> [给定文本]:
+ + + +

基于信息关联拓扑的互联网社交关系挖掘

doi:10.11772/j.issn.1001-9081.2016.07.1875

计算机应用 ›› 2016, Vol. 36 ›› Issue (7): 1875-1880.DOI: 10.11772/j.issn.1001-9081.2016.07.1875

基于信息关联拓扑的互联网社交关系挖掘

刘锦文^1,2, 邢凯^1,2, 芮伟康^1,2, 张利萍², 周慧³

1. 中国科学技术大学计算机科学与技术学院, 合肥 230022;
2. 中国科学技术大学苏州研究院, 江苏苏州 215123;
3. 苏州工业园区疾病防治中心, 江苏苏州 215123

收稿日期:2016-01-25 修回日期:2016-02-29 发布日期:2016-07-14 出版日期:2016-07-10
通讯作者: 邢凯
作者简介:刘锦文(1992-),女,安徽蚌埠人,硕士研究生,主要研究方向:自然语言处理、数据挖掘、机器学习;邢凯(1981-),男,陕西西安人,副教授,博士,主要研究方向:数据挖掘、大数据、云计算;芮伟康(1992-),男,安徽芜湖人,硕士研究生,主要研究方向:文本挖掘、自然语言处理;张利萍(1990-),女,河南商丘人,硕士研究生,主要研究方向:数据挖掘、自然语言处理;周慧(1980-),女,江苏常州人,硕士研究生,主要研究方向:流行病防治。
基金资助:
国家自然科学基金资助项目（61332004），苏州市科技计划项目产业技术创新专项（民生科技）（SS201509）。

Info-association topology based social relationship mining on Internet

LIU Jinwen^1,2, XING Kai^1,2, RUI Weikang^1,2, ZHANG Liping², ZHOU Hui³

1. School of Computer Science and Technology, University of Science and Technology of China, Hefei Anhui 230022, China;
2. Suzhou Institute of Advanced Study, University of Science and Technology of China, Suzhou Jiangsu 215123, China;
3. Suzhou Industrial Park Centers for Disease Control and Prevention, Suzhou Jiangsu 215123, China

Received:2016-01-25 Revised:2016-02-29 Online:2016-07-14 Published:2016-07-10
Supported by:
This work is partially supported by the National Natural Science Foundation of China (61332004), the Suzhou Industrial Technology Innovation Special Funded Project (Science and Technology for People's Livelihood) (SS201509).

摘要/Abstract

摘要： 针对目前基于监督学习的关系抽取方法需要标注大量训练数据和预先定义关系类型，提出了一种基于词语共现信息构建关联网络并在关联网络上进行图聚类分析的人物关系提取方法。首先，从新闻标题数据获得关联度较高的500个人物对用于关系抽取研究；然后，抓取关联人物对所在新闻数据，对其进行预处理，并利用词频-逆向文档频率（TF-IDF）得到人物对共现句子中的关键词；其次，基于词语共现信息得到词语之间的关联，进而建立关键词关联网络；最后，利用对关联网络进行图聚类分析以获得人物关系。在关系抽取的实验中，与传统基于词语共现和模式匹配的中文实体关系提取方法相比，所提方法在准确率、召回率和平衡F分数（F-score）上分别提升了5.5，3.7和4.4个百分点。实验结果表明，所提算法能够在没有标注训练数据的条件下，有效地从新闻数据中抽取丰富且高质量的人物关系数据。

+ + + +

> [任务说明 1]: 请列出互联网社交关系挖掘论文页面中署名的全部作者中文姓名。
> [任务说明 2]: 根据互联网社交关系挖掘论文页面的摘要，用一到三句话说明作者为什么要提出基于词语共现信息构建关联网络并进行图聚类分析的人物关系提取方法。
> [任务说明 3]: 请从摘要最后一句之后续写互联网社交关系挖掘论文页面。
这些记录是独立的材料，与互联网社交关系挖掘论文页面无关。

> [研究数据]:

+ + + +

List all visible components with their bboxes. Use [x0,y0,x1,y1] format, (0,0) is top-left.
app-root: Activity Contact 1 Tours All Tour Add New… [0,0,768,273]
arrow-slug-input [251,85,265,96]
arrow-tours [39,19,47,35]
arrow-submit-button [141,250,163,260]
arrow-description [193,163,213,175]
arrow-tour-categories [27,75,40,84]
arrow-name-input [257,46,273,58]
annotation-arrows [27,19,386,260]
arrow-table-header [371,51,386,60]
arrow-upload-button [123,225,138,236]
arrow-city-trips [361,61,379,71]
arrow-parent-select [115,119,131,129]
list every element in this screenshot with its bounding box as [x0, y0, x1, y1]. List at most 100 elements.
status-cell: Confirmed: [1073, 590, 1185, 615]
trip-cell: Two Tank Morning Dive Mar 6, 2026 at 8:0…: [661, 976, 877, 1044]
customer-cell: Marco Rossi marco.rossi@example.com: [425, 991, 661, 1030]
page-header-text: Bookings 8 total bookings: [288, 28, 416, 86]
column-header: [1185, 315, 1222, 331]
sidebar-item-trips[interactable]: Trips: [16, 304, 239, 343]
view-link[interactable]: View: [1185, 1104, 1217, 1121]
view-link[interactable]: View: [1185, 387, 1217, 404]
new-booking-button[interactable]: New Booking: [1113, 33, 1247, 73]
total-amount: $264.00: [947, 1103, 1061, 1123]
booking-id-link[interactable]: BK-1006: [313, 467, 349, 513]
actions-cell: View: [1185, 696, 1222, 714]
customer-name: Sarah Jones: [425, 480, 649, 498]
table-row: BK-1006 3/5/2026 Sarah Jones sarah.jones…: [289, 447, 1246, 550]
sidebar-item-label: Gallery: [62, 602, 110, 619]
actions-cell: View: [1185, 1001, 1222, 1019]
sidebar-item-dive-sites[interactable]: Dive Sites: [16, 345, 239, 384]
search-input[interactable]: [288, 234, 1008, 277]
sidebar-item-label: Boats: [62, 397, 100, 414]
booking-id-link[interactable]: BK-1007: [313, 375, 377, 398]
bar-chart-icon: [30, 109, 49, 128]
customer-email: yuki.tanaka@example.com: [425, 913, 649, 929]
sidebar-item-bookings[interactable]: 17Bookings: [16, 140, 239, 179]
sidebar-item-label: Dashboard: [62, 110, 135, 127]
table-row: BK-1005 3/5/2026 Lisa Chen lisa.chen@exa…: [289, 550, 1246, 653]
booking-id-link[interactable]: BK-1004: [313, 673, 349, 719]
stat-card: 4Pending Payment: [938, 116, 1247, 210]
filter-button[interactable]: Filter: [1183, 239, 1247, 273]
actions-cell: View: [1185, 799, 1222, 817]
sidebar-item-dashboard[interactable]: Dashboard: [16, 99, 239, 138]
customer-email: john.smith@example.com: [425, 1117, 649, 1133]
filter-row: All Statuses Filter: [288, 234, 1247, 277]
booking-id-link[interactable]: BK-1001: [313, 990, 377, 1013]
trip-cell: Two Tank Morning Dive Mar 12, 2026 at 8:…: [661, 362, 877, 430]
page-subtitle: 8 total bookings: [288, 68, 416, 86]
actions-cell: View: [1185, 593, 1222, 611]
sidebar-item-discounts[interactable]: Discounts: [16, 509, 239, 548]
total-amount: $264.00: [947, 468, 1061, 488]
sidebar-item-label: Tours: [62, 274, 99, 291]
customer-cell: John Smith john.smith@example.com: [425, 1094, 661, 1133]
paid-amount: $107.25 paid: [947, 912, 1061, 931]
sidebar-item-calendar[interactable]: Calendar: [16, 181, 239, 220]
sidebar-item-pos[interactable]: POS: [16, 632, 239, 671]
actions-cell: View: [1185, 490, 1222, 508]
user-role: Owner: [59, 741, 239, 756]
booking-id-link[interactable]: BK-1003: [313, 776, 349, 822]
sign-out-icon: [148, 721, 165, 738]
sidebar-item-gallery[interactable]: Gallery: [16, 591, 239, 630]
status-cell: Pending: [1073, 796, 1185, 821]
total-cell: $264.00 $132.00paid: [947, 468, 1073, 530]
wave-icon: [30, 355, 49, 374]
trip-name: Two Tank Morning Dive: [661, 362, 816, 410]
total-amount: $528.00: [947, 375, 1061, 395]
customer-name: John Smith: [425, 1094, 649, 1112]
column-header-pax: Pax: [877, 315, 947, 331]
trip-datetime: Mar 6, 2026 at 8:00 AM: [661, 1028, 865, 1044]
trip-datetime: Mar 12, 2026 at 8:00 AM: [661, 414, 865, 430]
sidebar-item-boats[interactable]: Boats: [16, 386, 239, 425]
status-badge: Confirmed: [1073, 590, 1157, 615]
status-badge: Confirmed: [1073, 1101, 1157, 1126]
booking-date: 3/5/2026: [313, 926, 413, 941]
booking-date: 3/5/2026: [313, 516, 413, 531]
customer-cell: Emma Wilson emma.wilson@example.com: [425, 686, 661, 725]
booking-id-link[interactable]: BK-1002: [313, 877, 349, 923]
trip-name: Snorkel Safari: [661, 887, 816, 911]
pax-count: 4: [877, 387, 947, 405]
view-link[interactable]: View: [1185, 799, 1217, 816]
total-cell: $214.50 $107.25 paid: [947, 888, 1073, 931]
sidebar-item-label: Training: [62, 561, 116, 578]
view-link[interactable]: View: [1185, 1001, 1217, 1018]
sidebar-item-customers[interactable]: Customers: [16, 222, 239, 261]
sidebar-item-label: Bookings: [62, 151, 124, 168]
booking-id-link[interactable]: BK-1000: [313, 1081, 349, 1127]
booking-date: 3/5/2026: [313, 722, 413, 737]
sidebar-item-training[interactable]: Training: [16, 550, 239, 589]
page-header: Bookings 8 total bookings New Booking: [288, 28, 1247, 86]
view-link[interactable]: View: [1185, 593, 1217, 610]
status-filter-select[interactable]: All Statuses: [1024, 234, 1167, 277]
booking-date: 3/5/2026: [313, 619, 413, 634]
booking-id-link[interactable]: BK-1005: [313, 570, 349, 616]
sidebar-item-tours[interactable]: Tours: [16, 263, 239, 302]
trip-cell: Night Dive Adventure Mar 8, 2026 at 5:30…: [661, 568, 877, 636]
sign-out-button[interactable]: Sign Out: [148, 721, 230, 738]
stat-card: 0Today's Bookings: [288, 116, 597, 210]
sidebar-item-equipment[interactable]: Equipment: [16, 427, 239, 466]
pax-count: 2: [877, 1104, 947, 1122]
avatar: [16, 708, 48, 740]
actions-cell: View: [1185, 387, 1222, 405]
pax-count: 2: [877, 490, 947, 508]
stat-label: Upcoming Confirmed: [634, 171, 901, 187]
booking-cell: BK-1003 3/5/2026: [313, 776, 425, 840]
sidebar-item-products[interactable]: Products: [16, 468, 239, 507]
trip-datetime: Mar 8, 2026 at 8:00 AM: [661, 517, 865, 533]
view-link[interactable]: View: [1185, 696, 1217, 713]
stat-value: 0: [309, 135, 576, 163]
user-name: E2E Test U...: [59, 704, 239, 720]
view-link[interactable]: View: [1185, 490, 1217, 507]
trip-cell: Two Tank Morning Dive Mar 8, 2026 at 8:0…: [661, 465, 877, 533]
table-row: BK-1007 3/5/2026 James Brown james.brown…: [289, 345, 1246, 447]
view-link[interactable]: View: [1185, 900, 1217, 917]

+ + + +

> [作答区 1]: 刘锦文、邢凯、芮伟康、张利萍、周慧

> [作答区 2]: 目前基于监督学习的关系抽取方法需要标注大量训练数据，还要预先定义关系类型。所提方法基于词语共现信息构建关联网络，并在网络上做图聚类分析。这样就能在没有标注训练数据的条件下，从新闻数据中抽取人物关系。

> [作答区 3]:
关键词: 社会关系抽取, 共现统计, 词语关联度, 关联网络, 图聚类

Abstract: To solve the problems of needing labeling a great number of training data and pre-defining relation types in relation extraction methods based on supervised learning, a method for personal relation extraction by constructing the correlation network based on word co-occurrence information and performing graph clustering analysis on the correlation network was proposed. Firstly, 500 highly related person pairs for the research of relation extraction were gotten from the news title data. Secondly, the news data which contained related person pairs were crawled and performed pre-processing, and the keywords in the sentences which contained person pairs were gotten by the Term Frequency-Inverse Document Frequency (TF-IDF). Thirdly, the correlation between the words was acquired by the words co-occurrence information, and the key-words correlation network was constructed. Finally, the personal relations were acquired by the graph clustering analysis on the correlation network. In the relation extraction experiments, compared with the traditional algorithm of Chinese relation extraction based on word co-occurrence and pattern matching technology, the precision, recall and F-score of the proposed method were improved by 5.5, 3.7 and 4.4 percentage points respectively. The experimental results show that the proposed algorithm can effectively extract abundant and high-quality personal relation data from news data without labeling training data.

Key words: social relation extraction, co-occurrence statistics, word correlation, correlation network, graph clustering

中图分类号:

TP391.1

刘锦文, 邢凯, 芮伟康, 张利萍, 周慧. 基于信息关联拓扑的互联网社交关系挖掘[J]. 计算机应用, 2016, 36(7): 1875-1880.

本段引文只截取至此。